### Extracted records:
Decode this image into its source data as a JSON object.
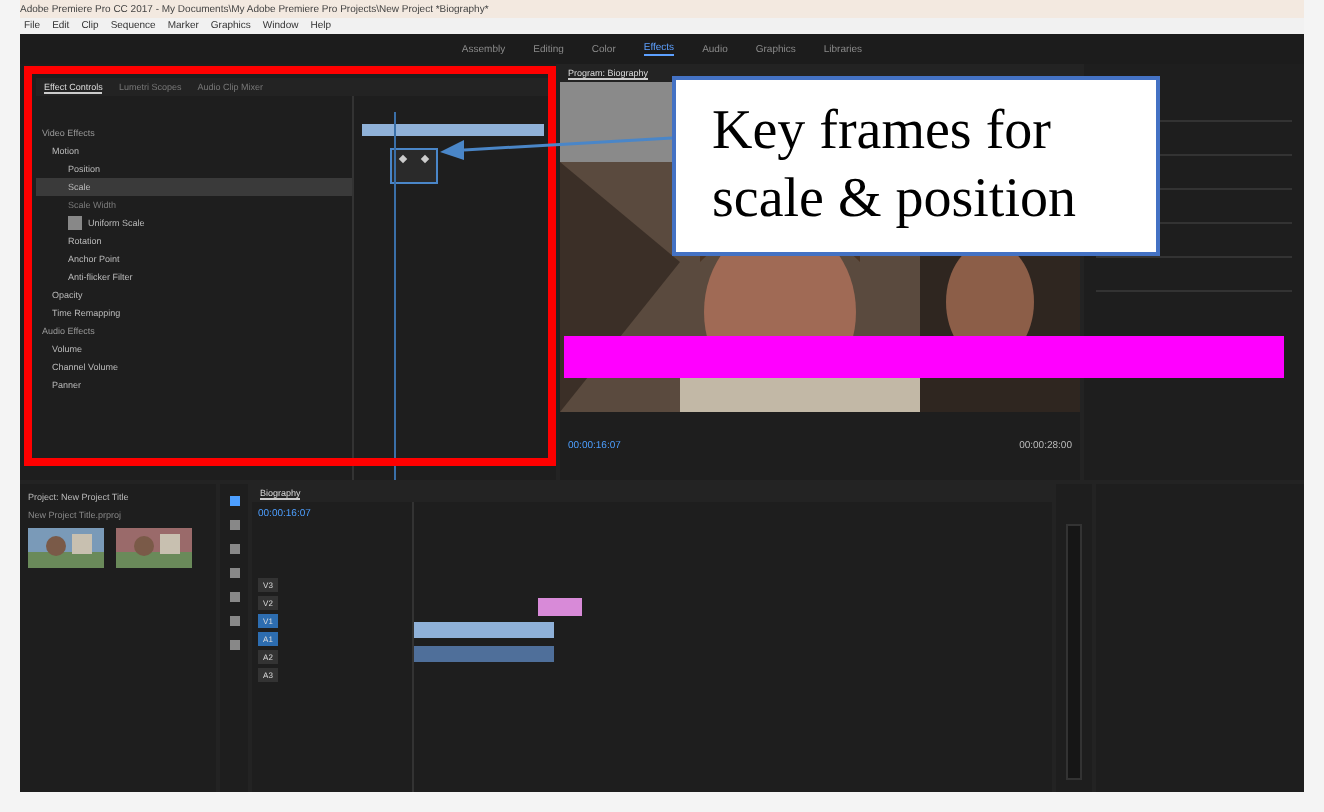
{
  "title_bar": {
    "title": "Adobe Premiere Pro CC 2017 - My Documents\\My Adobe Premiere Pro Projects\\New Project *Biography*"
  },
  "menu": [
    "File",
    "Edit",
    "Clip",
    "Sequence",
    "Marker",
    "Graphics",
    "Window",
    "Help"
  ],
  "workspaces": [
    {
      "label": "Assembly",
      "selected": false
    },
    {
      "label": "Editing",
      "selected": false
    },
    {
      "label": "Color",
      "selected": false
    },
    {
      "label": "Effects",
      "selected": true
    },
    {
      "label": "Audio",
      "selected": false
    },
    {
      "label": "Graphics",
      "selected": false
    },
    {
      "label": "Libraries",
      "selected": false
    }
  ],
  "effect_controls": {
    "tabs": [
      {
        "label": "Effect Controls",
        "selected": true
      },
      {
        "label": "Lumetri Scopes",
        "selected": false
      },
      {
        "label": "Audio Clip Mixer",
        "selected": false
      }
    ],
    "properties": [
      {
        "kind": "header",
        "label": "Video Effects",
        "selected": false,
        "disabled": false
      },
      {
        "kind": "effect",
        "label": "Motion",
        "selected": false,
        "disabled": false
      },
      {
        "kind": "property",
        "label": "Position",
        "selected": false,
        "disabled": false
      },
      {
        "kind": "property",
        "label": "Scale",
        "selected": true,
        "disabled": false
      },
      {
        "kind": "property",
        "label": "Scale Width",
        "selected": false,
        "disabled": true
      },
      {
        "kind": "checkbox",
        "label": "Uniform Scale",
        "checked": true,
        "selected": false,
        "disabled": false
      },
      {
        "kind": "property",
        "label": "Rotation",
        "selected": false,
        "disabled": false
      },
      {
        "kind": "property",
        "label": "Anchor Point",
        "selected": false,
        "disabled": false
      },
      {
        "kind": "property",
        "label": "Anti-flicker Filter",
        "selected": false,
        "disabled": false
      },
      {
        "kind": "effect",
        "label": "Opacity",
        "selected": false,
        "disabled": false
      },
      {
        "kind": "effect",
        "label": "Time Remapping",
        "selected": false,
        "disabled": false
      },
      {
        "kind": "header",
        "label": "Audio Effects",
        "selected": false,
        "disabled": false
      },
      {
        "kind": "effect",
        "label": "Volume",
        "selected": false,
        "disabled": false
      },
      {
        "kind": "effect",
        "label": "Channel Volume",
        "selected": false,
        "disabled": false
      },
      {
        "kind": "effect",
        "label": "Panner",
        "selected": false,
        "disabled": false
      }
    ]
  },
  "program_monitor": {
    "title": "Program: Biography",
    "timecode": "00:00:16:07",
    "duration": "00:00:28:00"
  },
  "project_panel": {
    "title": "Project: New Project Title",
    "file": "New Project Title.prproj"
  },
  "timeline": {
    "title": "Biography",
    "timecode": "00:00:16:07",
    "tracks": [
      "V3",
      "V2",
      "V1",
      "A1",
      "A2",
      "A3"
    ]
  },
  "annotation": {
    "text": "Key frames for scale & position"
  }
}
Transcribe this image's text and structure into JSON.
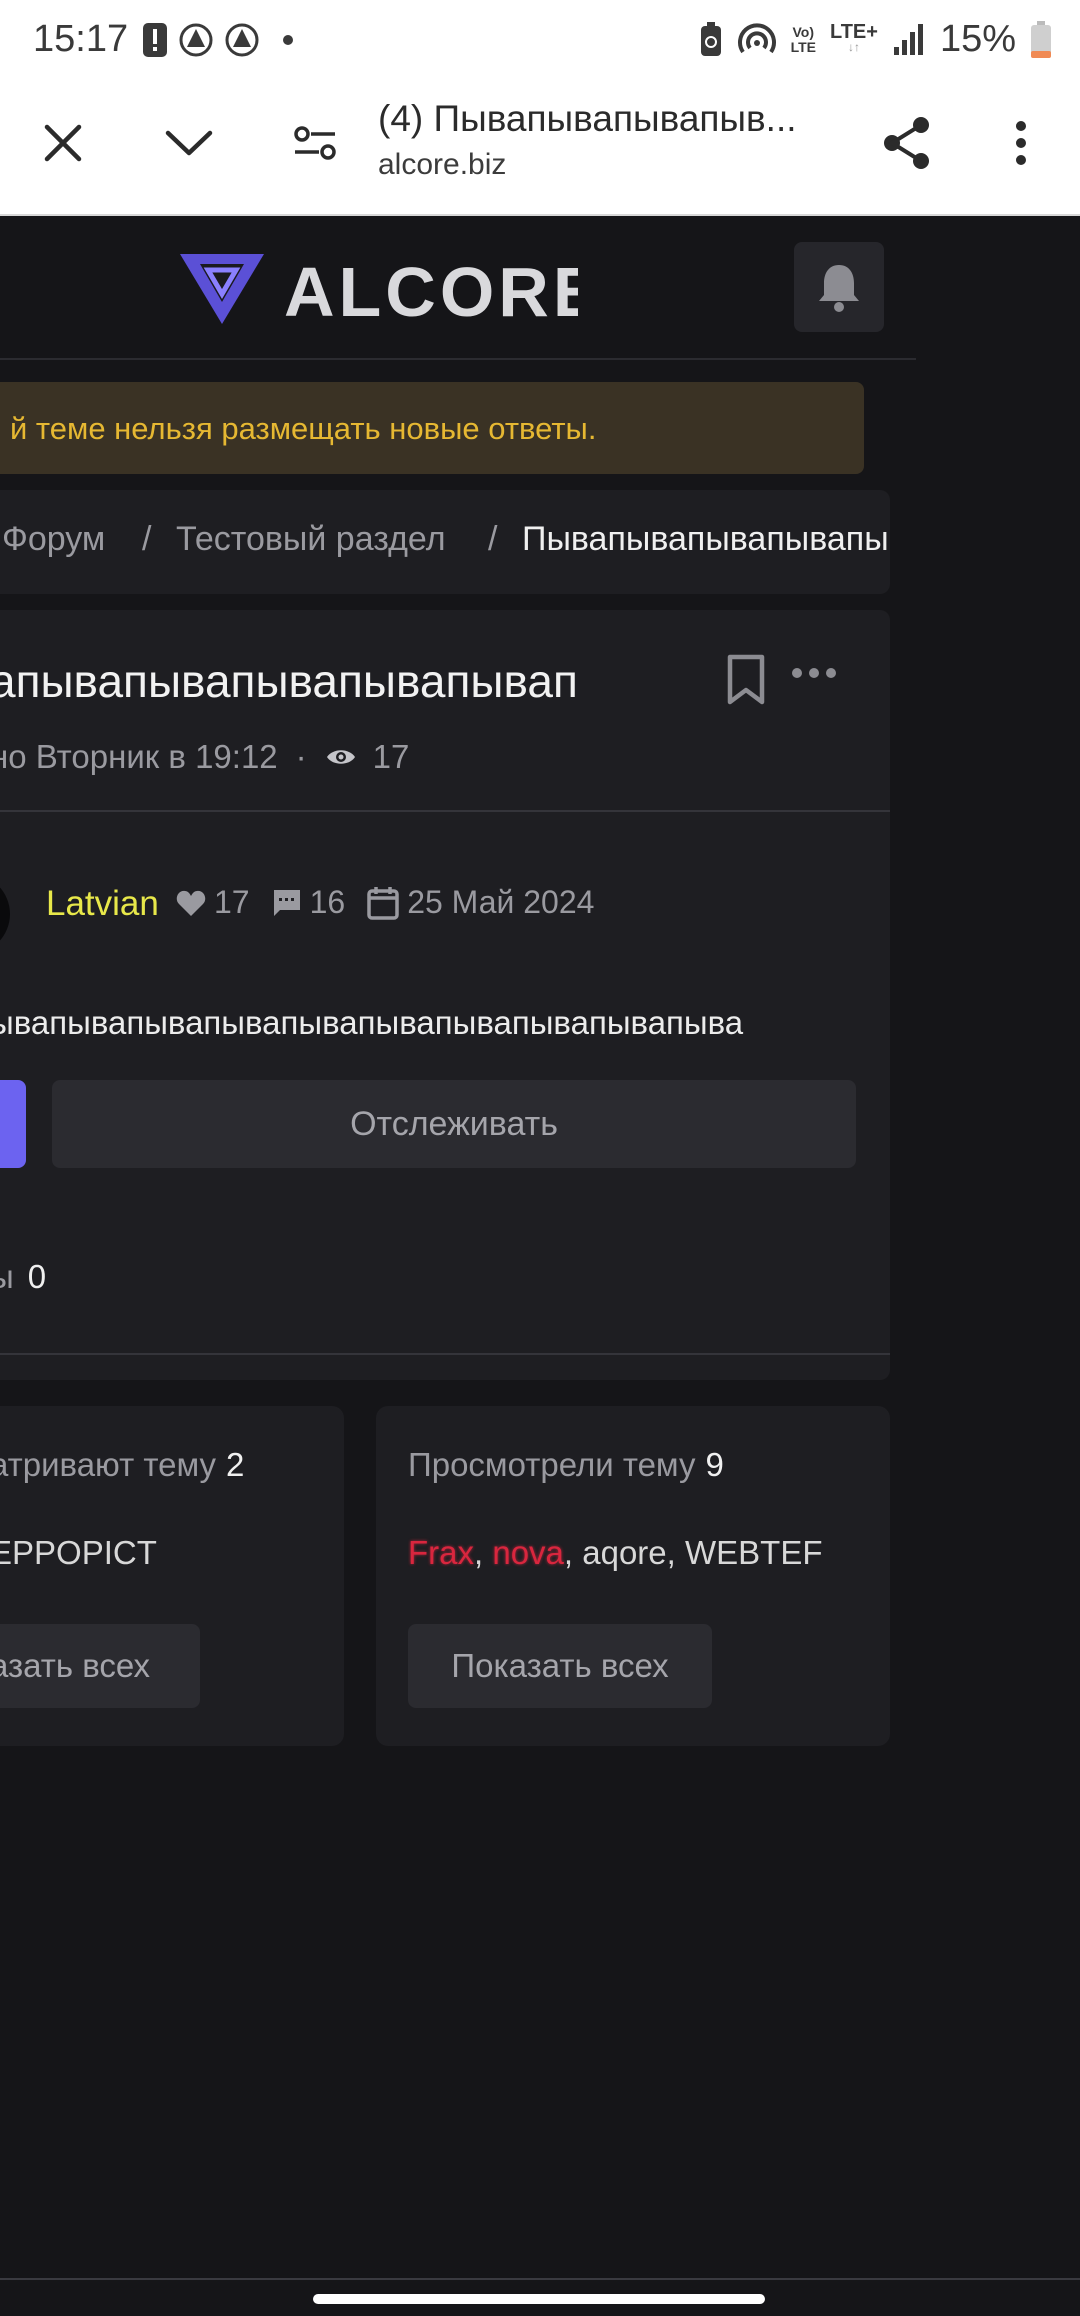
{
  "status_bar": {
    "time": "15:17",
    "battery": "15%",
    "network_label_top": "Vo)",
    "network_label_bottom": "LTE",
    "lte_label": "LTE+",
    "icons": [
      "alert-icon",
      "app-icon",
      "app-icon",
      "dot-icon",
      "battery-saver-icon",
      "hotspot-icon",
      "signal-icon",
      "battery-icon"
    ]
  },
  "browser": {
    "tab_title": "(4) Пывапывапывапыв...",
    "url": "alcore.biz",
    "icons": [
      "close-icon",
      "chevron-down-icon",
      "site-settings-icon",
      "share-icon",
      "more-vertical-icon"
    ]
  },
  "site": {
    "logo_text": "ALCORE",
    "notice": "й теме нельзя размещать новые ответы.",
    "breadcrumbs": [
      {
        "label": "Форум"
      },
      {
        "label": "Тестовый раздел"
      },
      {
        "label": "Пывапывапывапывапывап"
      }
    ],
    "topic": {
      "title": "апывапывапывапывапывап",
      "meta_date": "но Вторник в 19:12",
      "meta_dot": "·",
      "views": "17",
      "author": "Latvian",
      "likes": "17",
      "messages": "16",
      "registered": "25 Май 2024",
      "body": "ывапывапывапывапывапывапывапывапывапыва",
      "follow_label": "Отслеживать",
      "replies_label": "ы",
      "replies_count": "0"
    },
    "viewing_now": {
      "title": "атривают тему",
      "count": "2",
      "users": "EPPOPICT",
      "show_all": "азать всех"
    },
    "viewed": {
      "title": "Просмотрели тему",
      "count": "9",
      "users": [
        {
          "name": "Frax",
          "color": "#d9263e"
        },
        {
          "name": "nova",
          "color": "#d9263e"
        },
        {
          "name": "aqore",
          "color": "#d8d8d8"
        },
        {
          "name": "WEBTEF",
          "color": "#d8d8d8"
        }
      ],
      "separator": ", ",
      "show_all": "Показать всех"
    }
  }
}
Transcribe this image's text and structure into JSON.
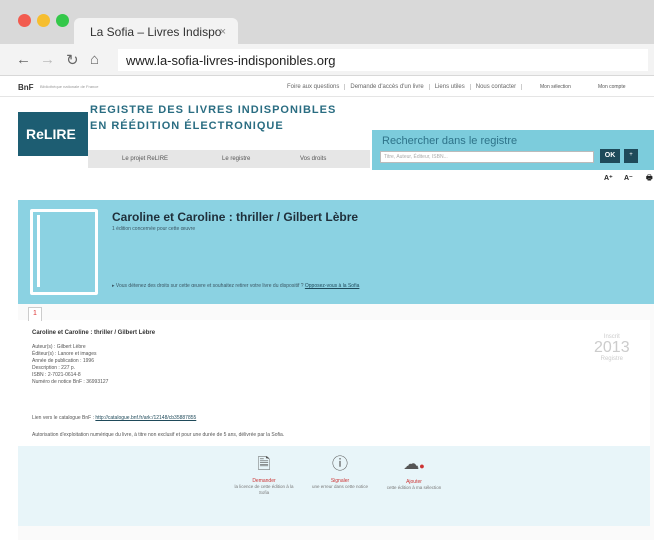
{
  "browser": {
    "tab_title": "La Sofia – Livres Indispo",
    "tab_close": "×",
    "url": "www.la-sofia-livres-indisponibles.org",
    "nav_icons": [
      "back-icon",
      "forward-icon",
      "reload-icon",
      "home-icon"
    ]
  },
  "site": {
    "bnf_logo": "BnF",
    "bnf_sub": "Bibliothèque nationale de France",
    "top_links": [
      "Foire aux questions",
      "Demande d'accès d'un livre",
      "Liens utiles",
      "Nous contacter"
    ],
    "account_links": [
      "Mon sélection",
      "Mon compte"
    ],
    "logo_text": "ReLIRE",
    "registry_title_line1": "REGISTRE DES LIVRES INDISPONIBLES",
    "registry_title_line2": "EN RÉÉDITION ÉLECTRONIQUE",
    "nav_items": [
      "Le projet ReLIRE",
      "Le registre",
      "Vos droits"
    ],
    "search": {
      "title": "Rechercher dans le registre",
      "placeholder": "Titre, Auteur, Éditeur, ISBN...",
      "ok_label": "OK",
      "advanced_label": "+"
    },
    "font_controls": [
      "A⁺",
      "A⁻",
      "🖶"
    ]
  },
  "record": {
    "title": "Caroline et Caroline : thriller / Gilbert Lèbre",
    "subtitle": "1 édition concernée pour cette œuvre",
    "notice": "Vous détenez des droits sur cette œuvre et souhaitez retirer votre livre du dispositif ?",
    "notice_link": "Opposez-vous à la Sofia",
    "tab_number": "1",
    "detail_title": "Caroline et Caroline : thriller / Gilbert Lèbre",
    "details": [
      "Auteur(s) : Gilbert Lèbre",
      "Éditeur(s) : Lanore et images",
      "Année de publication : 1996",
      "Description : 227 p.",
      "ISBN : 2-7021-0614-8",
      "Numéro de notice BnF : 36993127"
    ],
    "year_label": "Inscrit",
    "year": "2013",
    "year_sub": "Registre",
    "permalink_label": "Lien vers le catalogue BnF :",
    "permalink": "http://catalogue.bnf.fr/ark:/12148/cb35887855",
    "authorization": "Autorisation d'exploitation numérique du livre, à titre non exclusif et pour une durée de 5 ans, délivrée par la Sofia.",
    "actions": [
      {
        "icon": "download-doc-icon",
        "label": "Demander",
        "desc": "la licence de cette édition à la Sofia"
      },
      {
        "icon": "alert-icon",
        "label": "Signaler",
        "desc": "une erreur dans cette notice"
      },
      {
        "icon": "cloud-add-icon",
        "label": "Ajouter",
        "desc": "cette édition à ma sélection"
      }
    ]
  }
}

### Given task:
Above are the records. Copy every line in them holding "name".

### The output:
          "name": "Frax",
          "name": "nova",
          "name": "aqore",
          "name": "WEBTEF",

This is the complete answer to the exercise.